▶ Short exercise: Locate the word "kind" in the material, then show every line that holds it.
————————
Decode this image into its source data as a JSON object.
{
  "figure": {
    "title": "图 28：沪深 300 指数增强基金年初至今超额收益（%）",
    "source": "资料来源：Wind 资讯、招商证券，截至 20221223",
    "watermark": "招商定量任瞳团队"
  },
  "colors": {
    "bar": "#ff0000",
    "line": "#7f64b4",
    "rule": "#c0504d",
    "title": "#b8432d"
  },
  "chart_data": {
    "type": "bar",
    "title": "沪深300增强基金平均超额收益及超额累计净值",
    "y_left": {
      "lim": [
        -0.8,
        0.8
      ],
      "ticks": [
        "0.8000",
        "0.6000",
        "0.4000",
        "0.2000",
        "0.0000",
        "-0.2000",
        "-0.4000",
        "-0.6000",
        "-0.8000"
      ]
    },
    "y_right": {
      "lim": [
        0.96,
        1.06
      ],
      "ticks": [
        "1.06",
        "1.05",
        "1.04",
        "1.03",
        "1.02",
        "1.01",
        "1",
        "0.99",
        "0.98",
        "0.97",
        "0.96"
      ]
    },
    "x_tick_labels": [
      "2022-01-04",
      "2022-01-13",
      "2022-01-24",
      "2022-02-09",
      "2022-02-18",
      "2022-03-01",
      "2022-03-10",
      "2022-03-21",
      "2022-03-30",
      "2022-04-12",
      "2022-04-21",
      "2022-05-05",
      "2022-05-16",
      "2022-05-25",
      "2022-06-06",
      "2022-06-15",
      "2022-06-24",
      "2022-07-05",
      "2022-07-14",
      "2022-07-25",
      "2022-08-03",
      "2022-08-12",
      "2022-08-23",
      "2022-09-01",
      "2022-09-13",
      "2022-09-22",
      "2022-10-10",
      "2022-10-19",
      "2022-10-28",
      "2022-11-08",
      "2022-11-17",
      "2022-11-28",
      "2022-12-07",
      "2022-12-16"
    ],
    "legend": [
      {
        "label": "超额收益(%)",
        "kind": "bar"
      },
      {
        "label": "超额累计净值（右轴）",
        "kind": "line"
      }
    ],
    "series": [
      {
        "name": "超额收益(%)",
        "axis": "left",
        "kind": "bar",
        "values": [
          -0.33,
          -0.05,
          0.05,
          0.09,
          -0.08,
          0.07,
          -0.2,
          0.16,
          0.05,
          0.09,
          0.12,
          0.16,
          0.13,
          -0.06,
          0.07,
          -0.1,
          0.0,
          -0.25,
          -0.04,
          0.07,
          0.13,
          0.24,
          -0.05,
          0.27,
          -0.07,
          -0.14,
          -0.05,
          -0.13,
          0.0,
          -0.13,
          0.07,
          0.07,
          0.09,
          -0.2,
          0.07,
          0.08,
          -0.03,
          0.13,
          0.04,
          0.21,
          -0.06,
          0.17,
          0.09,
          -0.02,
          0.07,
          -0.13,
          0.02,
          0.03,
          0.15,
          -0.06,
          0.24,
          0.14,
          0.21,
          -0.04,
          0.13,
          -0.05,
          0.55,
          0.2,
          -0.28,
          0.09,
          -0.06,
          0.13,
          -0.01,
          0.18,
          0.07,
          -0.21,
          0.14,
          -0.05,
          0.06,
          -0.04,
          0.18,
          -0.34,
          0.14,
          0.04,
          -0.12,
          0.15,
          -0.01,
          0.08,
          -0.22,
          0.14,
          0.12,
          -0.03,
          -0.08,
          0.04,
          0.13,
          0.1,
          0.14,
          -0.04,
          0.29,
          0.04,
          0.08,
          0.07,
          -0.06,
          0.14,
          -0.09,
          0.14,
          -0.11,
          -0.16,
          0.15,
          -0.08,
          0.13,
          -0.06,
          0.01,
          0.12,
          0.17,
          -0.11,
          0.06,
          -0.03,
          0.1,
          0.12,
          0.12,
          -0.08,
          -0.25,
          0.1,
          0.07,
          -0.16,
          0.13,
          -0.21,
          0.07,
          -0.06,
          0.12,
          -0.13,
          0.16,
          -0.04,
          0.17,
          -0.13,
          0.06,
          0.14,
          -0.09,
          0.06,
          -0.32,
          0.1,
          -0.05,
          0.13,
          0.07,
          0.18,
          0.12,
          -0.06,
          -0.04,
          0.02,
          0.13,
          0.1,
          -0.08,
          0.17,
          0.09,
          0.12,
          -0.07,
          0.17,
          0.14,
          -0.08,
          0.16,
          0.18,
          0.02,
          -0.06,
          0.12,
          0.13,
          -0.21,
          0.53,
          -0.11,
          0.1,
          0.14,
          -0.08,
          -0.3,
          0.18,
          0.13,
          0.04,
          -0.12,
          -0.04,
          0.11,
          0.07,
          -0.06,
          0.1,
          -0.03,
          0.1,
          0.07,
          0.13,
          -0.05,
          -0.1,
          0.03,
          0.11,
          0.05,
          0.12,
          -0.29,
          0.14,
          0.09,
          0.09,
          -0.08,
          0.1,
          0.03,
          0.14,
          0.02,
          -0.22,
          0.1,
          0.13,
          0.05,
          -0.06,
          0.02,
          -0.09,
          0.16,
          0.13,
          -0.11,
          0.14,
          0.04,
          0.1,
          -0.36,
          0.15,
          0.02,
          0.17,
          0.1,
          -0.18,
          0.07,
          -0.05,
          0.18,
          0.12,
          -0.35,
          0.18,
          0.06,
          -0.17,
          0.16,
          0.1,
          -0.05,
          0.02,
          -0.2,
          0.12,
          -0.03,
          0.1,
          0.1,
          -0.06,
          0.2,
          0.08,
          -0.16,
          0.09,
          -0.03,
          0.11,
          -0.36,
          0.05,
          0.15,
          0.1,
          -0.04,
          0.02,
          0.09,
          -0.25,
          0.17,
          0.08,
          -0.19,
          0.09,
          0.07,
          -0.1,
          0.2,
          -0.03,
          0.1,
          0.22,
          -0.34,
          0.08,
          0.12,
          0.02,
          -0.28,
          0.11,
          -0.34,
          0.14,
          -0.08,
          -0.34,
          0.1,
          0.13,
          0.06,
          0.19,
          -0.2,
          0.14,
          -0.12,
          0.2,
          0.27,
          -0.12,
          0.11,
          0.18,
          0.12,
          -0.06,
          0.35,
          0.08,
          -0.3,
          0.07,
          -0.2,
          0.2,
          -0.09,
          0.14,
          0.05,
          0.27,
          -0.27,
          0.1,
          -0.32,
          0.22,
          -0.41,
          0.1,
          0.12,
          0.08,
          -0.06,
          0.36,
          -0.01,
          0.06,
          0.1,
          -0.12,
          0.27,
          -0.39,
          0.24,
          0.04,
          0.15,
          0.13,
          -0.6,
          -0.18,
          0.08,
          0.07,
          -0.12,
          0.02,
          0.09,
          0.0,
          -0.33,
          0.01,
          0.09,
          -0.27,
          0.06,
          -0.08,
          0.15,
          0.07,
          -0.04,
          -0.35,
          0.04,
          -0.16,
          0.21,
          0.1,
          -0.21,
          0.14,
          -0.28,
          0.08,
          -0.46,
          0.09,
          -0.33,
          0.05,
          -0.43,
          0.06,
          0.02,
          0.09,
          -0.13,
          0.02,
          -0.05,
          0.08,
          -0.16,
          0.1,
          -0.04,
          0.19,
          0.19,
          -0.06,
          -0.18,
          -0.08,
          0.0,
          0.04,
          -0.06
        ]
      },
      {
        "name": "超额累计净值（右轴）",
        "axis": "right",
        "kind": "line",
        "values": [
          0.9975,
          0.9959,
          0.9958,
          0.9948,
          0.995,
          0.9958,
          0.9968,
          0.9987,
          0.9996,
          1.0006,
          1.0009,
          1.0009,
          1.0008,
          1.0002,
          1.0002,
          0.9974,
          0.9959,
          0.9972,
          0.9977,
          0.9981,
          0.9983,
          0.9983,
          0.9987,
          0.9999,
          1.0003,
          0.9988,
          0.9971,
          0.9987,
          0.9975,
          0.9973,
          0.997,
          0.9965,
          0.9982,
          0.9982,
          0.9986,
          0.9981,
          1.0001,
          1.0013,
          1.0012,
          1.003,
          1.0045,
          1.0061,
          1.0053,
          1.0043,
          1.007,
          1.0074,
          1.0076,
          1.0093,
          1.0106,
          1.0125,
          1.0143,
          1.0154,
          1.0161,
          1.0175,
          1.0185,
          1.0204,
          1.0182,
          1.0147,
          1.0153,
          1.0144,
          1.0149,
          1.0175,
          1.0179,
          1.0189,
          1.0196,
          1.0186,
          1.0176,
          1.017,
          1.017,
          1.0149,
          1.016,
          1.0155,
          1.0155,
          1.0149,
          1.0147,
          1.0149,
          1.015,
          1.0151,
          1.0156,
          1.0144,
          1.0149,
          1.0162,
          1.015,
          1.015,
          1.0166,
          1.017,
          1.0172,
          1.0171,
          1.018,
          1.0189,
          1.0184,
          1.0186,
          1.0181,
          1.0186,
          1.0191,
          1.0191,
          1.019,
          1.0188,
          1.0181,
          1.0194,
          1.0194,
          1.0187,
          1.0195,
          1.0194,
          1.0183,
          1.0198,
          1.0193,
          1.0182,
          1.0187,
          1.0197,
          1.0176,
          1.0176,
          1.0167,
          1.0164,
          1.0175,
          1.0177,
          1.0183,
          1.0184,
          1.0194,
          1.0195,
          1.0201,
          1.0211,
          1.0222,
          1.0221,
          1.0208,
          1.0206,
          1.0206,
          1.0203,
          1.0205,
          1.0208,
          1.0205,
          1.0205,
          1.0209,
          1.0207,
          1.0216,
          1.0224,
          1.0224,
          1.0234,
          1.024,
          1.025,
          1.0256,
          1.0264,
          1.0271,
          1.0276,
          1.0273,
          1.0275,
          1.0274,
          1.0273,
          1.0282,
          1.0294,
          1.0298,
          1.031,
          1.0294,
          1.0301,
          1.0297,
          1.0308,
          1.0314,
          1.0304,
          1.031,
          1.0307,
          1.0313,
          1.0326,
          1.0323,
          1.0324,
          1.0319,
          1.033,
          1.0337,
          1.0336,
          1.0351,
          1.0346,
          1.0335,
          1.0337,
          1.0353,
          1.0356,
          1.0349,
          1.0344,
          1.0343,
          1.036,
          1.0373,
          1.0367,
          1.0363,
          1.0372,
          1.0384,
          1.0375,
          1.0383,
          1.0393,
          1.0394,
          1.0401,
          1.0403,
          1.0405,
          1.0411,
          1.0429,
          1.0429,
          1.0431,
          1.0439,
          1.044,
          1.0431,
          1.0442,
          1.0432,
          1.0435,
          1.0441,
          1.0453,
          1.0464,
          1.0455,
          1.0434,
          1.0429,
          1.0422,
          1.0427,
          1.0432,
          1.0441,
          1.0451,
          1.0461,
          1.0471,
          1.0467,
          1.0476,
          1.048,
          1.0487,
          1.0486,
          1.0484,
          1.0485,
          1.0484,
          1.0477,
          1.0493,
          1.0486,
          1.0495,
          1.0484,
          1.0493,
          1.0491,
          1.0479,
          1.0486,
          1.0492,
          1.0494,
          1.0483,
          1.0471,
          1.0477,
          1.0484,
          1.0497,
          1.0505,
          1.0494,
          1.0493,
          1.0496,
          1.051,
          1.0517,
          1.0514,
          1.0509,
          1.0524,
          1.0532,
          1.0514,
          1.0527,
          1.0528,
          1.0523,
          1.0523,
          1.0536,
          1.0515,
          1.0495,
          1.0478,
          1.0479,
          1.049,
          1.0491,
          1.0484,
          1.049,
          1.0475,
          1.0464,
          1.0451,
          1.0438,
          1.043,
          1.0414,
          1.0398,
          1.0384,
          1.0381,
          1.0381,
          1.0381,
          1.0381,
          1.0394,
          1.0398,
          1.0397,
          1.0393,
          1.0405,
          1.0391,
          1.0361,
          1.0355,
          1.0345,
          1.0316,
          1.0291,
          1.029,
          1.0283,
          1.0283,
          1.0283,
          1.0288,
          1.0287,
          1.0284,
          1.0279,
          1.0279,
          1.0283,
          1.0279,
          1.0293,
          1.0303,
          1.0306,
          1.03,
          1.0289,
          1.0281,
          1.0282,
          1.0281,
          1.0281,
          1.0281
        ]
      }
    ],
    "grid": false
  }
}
————————
▶ Written response:
        "kind": "bar"
        "kind": "line"
        "kind": "bar",
        "kind": "line",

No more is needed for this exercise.